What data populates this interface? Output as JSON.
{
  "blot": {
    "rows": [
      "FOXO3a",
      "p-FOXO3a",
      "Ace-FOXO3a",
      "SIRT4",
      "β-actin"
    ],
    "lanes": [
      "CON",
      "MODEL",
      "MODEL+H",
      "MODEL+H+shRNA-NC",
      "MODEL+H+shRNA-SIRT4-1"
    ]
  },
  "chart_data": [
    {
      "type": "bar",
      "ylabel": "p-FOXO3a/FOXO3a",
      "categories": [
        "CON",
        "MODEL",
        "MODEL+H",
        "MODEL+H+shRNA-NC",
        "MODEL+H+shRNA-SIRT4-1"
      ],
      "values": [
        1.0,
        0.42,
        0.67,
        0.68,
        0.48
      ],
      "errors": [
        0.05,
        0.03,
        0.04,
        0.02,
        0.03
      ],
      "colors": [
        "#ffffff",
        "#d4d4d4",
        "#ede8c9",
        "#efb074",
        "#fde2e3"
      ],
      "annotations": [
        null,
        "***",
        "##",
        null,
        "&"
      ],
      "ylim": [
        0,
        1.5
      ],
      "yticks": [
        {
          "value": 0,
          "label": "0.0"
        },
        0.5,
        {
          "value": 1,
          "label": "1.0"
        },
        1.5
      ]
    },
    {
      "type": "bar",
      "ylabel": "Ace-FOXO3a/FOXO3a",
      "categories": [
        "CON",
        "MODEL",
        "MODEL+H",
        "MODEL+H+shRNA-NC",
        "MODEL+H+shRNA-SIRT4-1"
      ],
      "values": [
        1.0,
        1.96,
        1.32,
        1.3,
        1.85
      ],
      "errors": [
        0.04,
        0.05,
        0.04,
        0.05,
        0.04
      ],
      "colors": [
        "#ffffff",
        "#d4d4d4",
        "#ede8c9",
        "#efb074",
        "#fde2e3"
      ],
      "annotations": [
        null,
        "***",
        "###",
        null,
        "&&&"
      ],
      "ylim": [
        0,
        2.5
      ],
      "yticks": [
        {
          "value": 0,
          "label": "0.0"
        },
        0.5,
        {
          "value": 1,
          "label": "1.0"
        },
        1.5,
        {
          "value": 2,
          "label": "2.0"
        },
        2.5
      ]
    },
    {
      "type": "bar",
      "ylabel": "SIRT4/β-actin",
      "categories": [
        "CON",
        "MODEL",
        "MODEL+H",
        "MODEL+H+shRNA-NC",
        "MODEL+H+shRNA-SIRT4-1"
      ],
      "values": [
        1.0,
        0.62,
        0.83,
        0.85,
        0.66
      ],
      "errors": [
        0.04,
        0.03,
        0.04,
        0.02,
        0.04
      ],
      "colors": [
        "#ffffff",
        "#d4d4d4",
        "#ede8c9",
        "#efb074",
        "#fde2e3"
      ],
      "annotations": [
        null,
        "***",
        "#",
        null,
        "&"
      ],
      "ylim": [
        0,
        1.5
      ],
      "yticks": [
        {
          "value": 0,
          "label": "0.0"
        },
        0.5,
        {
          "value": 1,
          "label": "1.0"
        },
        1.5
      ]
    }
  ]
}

_Exercise directions_
Print the entries exactly. Include every one.

_Correct output_
What data populates this interface? Output as JSON.
{
  "blot": {
    "rows": [
      "FOXO3a",
      "p-FOXO3a",
      "Ace-FOXO3a",
      "SIRT4",
      "β-actin"
    ],
    "lanes": [
      "CON",
      "MODEL",
      "MODEL+H",
      "MODEL+H+shRNA-NC",
      "MODEL+H+shRNA-SIRT4-1"
    ]
  },
  "chart_data": [
    {
      "type": "bar",
      "ylabel": "p-FOXO3a/FOXO3a",
      "categories": [
        "CON",
        "MODEL",
        "MODEL+H",
        "MODEL+H+shRNA-NC",
        "MODEL+H+shRNA-SIRT4-1"
      ],
      "values": [
        1.0,
        0.42,
        0.67,
        0.68,
        0.48
      ],
      "errors": [
        0.05,
        0.03,
        0.04,
        0.02,
        0.03
      ],
      "colors": [
        "#ffffff",
        "#d4d4d4",
        "#ede8c9",
        "#efb074",
        "#fde2e3"
      ],
      "annotations": [
        null,
        "***",
        "##",
        null,
        "&"
      ],
      "ylim": [
        0,
        1.5
      ],
      "yticks": [
        {
          "value": 0,
          "label": "0.0"
        },
        0.5,
        {
          "value": 1,
          "label": "1.0"
        },
        1.5
      ]
    },
    {
      "type": "bar",
      "ylabel": "Ace-FOXO3a/FOXO3a",
      "categories": [
        "CON",
        "MODEL",
        "MODEL+H",
        "MODEL+H+shRNA-NC",
        "MODEL+H+shRNA-SIRT4-1"
      ],
      "values": [
        1.0,
        1.96,
        1.32,
        1.3,
        1.85
      ],
      "errors": [
        0.04,
        0.05,
        0.04,
        0.05,
        0.04
      ],
      "colors": [
        "#ffffff",
        "#d4d4d4",
        "#ede8c9",
        "#efb074",
        "#fde2e3"
      ],
      "annotations": [
        null,
        "***",
        "###",
        null,
        "&&&"
      ],
      "ylim": [
        0,
        2.5
      ],
      "yticks": [
        {
          "value": 0,
          "label": "0.0"
        },
        0.5,
        {
          "value": 1,
          "label": "1.0"
        },
        1.5,
        {
          "value": 2,
          "label": "2.0"
        },
        2.5
      ]
    },
    {
      "type": "bar",
      "ylabel": "SIRT4/β-actin",
      "categories": [
        "CON",
        "MODEL",
        "MODEL+H",
        "MODEL+H+shRNA-NC",
        "MODEL+H+shRNA-SIRT4-1"
      ],
      "values": [
        1.0,
        0.62,
        0.83,
        0.85,
        0.66
      ],
      "errors": [
        0.04,
        0.03,
        0.04,
        0.02,
        0.04
      ],
      "colors": [
        "#ffffff",
        "#d4d4d4",
        "#ede8c9",
        "#efb074",
        "#fde2e3"
      ],
      "annotations": [
        null,
        "***",
        "#",
        null,
        "&"
      ],
      "ylim": [
        0,
        1.5
      ],
      "yticks": [
        {
          "value": 0,
          "label": "0.0"
        },
        0.5,
        {
          "value": 1,
          "label": "1.0"
        },
        1.5
      ]
    }
  ]
}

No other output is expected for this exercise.